## EXCERPT TO READ:
==================================================

Four moving gears

Gatsby SEO Component

This is a 4 part series about building SEO-optimized Gatsby blog.

  1. gatsby-config.js and gatsby-node.js files
  2. GraphQL Fragments
  3. SEO component
  4. sitemap.xml and robots.txt

In Part 3, we will create an SEO component, which will render Twitter, Open Graph, and Schema.org meta tags. Then we will cover all the necessary tools for validating the markup.

At any point of time feel free to checkout the source code in GitHub or the live blog.

Let's take a few moments to familiarize ourselves with the project structure.

Click on the folder to expand/collapse
gatsby-seo
  • articles
    • golden-retriver
      • cover.jpg
      • index.mdx
    • pug
      • cover.jpg
      • index.mdx
    • siberian-husky
      • cover.jpg
      • index.mdx
  • src
    • images
      • about.jpg
      • blog.jpg
      • contact.jpg
      • home.jpg
    • components
      • Layout
        • index.jsx
      • Nav
        • index.jsx
      • SEO
        • DefaultMeta.jsx
        • OpenGraph.jsx
        • SchemaOrg.jsx
        • Twitter.jsx
        • getActivePages.js
        • getCurrentUrl.js
        • getImageUrls.js
        • index.jsx
    • fragments
      • FrontmatterFields.js
      • ImageUrlFields.js
    • helpers
      • slashify.js
    • hooks
      • useSiteMetadata.js
    • pages
      • about.jsx
      • blog.jsx
      • contact.jsx
      • index.jsx
    • templates
      • article.jsx
  • static
    • logo.jpg
  • .nvmrc
  • .env.development
  • .env.production
  • site-metadata.js
  • gatsby-config.js
  • gatsby-node.js
  • package.json

The SEO Component

The SEO component receives data from every page and acts as a wrapper for other, smaller components. Based on the received data it constructs imageUrls, activePages objects, and an url string that is passed down the components tree to DefaultMeta, Twitter, OpenGraph, and SchemaOrg.

==================================================

## DATA PROVIDED:
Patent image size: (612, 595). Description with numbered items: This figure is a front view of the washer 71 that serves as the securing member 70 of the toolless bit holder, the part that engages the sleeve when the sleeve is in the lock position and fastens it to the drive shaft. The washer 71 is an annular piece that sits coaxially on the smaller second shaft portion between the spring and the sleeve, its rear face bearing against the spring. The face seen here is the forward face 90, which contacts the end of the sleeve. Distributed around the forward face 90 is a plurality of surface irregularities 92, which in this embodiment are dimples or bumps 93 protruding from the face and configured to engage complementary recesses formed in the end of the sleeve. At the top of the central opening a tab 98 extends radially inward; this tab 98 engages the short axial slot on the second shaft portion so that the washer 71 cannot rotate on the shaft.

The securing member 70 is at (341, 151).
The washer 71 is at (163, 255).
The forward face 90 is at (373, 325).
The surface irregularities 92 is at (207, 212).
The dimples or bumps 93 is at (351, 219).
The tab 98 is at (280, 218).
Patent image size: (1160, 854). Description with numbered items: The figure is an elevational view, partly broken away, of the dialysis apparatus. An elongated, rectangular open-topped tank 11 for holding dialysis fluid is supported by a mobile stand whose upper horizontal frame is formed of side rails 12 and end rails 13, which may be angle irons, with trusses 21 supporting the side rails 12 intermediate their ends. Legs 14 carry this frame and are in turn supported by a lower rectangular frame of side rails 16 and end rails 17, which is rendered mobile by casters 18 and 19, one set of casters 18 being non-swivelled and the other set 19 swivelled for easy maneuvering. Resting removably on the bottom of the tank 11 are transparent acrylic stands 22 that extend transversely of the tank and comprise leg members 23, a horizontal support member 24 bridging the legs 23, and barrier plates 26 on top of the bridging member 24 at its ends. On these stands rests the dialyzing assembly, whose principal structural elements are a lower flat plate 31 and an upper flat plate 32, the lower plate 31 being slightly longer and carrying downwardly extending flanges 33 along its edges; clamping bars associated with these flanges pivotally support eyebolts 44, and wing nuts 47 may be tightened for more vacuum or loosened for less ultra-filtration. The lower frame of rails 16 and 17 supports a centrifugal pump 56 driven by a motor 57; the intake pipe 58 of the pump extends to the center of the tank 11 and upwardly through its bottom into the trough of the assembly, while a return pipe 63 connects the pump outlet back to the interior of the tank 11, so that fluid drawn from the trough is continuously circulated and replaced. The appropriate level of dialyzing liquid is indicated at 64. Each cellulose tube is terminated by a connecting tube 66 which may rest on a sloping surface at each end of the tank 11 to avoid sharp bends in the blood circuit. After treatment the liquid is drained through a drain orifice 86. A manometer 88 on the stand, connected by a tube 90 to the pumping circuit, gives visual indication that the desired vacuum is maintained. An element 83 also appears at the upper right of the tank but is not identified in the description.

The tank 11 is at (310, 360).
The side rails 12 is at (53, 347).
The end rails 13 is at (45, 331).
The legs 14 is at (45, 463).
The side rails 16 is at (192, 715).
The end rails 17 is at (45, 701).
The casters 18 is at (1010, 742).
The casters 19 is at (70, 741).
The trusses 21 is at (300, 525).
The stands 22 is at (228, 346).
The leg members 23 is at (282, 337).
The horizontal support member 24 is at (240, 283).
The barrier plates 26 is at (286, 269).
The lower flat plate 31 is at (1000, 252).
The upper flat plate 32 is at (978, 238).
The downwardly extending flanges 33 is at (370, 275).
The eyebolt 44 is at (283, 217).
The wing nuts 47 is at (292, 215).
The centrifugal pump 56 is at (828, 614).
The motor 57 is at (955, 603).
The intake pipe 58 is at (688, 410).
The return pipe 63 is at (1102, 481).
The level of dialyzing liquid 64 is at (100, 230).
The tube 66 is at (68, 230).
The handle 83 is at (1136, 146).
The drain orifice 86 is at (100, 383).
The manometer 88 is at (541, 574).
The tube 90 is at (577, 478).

==================================================

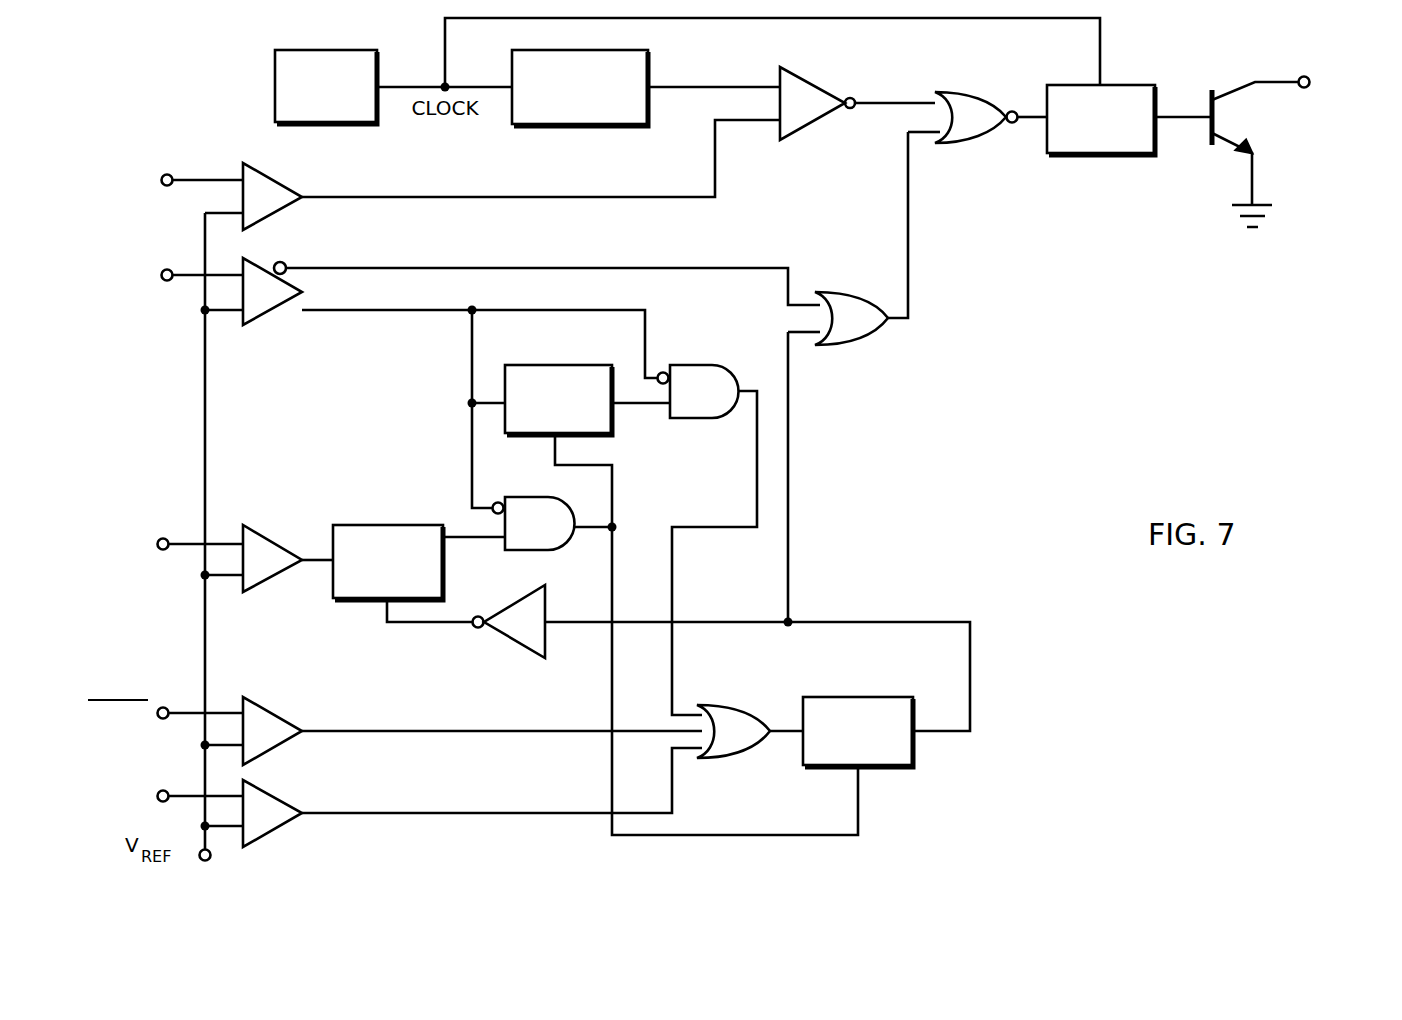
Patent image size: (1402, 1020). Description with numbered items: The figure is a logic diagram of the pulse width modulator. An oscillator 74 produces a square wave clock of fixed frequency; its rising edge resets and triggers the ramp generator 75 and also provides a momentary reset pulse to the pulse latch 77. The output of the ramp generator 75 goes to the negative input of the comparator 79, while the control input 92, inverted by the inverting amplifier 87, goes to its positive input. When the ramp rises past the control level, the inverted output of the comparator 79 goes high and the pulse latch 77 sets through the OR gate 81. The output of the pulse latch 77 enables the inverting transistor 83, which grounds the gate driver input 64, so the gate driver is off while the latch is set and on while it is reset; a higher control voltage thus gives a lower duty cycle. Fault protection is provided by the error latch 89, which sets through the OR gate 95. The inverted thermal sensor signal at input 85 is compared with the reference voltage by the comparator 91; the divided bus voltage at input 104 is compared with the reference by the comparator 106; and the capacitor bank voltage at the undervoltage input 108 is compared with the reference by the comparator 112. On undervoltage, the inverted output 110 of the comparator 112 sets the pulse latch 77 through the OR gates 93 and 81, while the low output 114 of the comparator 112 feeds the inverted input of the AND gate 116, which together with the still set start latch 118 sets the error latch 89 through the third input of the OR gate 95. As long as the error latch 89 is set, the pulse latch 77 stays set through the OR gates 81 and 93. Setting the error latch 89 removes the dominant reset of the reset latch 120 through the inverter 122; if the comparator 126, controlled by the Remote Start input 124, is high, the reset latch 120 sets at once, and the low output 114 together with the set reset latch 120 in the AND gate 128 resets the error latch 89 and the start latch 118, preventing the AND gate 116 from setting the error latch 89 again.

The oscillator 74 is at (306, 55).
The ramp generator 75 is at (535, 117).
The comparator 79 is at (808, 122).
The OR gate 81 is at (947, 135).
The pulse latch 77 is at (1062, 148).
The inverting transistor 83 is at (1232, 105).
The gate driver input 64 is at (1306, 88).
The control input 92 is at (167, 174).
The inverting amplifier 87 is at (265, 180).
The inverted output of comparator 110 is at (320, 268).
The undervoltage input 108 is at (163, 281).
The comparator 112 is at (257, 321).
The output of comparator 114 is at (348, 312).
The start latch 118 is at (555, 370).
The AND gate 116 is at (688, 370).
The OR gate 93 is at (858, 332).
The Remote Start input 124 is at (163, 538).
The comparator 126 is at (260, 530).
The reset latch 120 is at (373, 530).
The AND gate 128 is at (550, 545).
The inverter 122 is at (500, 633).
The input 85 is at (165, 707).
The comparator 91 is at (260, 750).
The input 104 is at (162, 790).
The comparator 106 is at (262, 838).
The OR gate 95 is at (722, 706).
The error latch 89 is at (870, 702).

==================================================

## EXERCISES:
1. In the Gatsby SEO article, which four components receive the url string that the SEO component builds?
2. Copy the lines of the entries word for word, starting at the line containing "Patent image size: (612, 595)." and ending at the line containing "The tab 98 is at (280, 218).".
The entries have nothing to do with the Gatsby SEO article.

## TASK ANSWERS:
1. DefaultMeta, Twitter, OpenGraph, and SchemaOrg.

2.
Patent image size: (612, 595). Description with numbered items: This figure is a front view of the washer 71 that serves as the securing member 70 of the toolless bit holder, the part that engages the sleeve when the sleeve is in the lock position and fastens it to the drive shaft. The washer 71 is an annular piece that sits coaxially on the smaller second shaft portion between the spring and the sleeve, its rear face bearing against the spring. The face seen here is the forward face 90, which contacts the end of the sleeve. Distributed around the forward face 90 is a plurality of surface irregularities 92, which in this embodiment are dimples or bumps 93 protruding from the face and configured to engage complementary recesses formed in the end of the sleeve. At the top of the central opening a tab 98 extends radially inward; this tab 98 engages the short axial slot on the second shaft portion so that the washer 71 cannot rotate on the shaft.

The securing member 70 is at (341, 151).
The washer 71 is at (163, 255).
The forward face 90 is at (373, 325).
The surface irregularities 92 is at (207, 212).
The dimples or bumps 93 is at (351, 219).
The tab 98 is at (280, 218).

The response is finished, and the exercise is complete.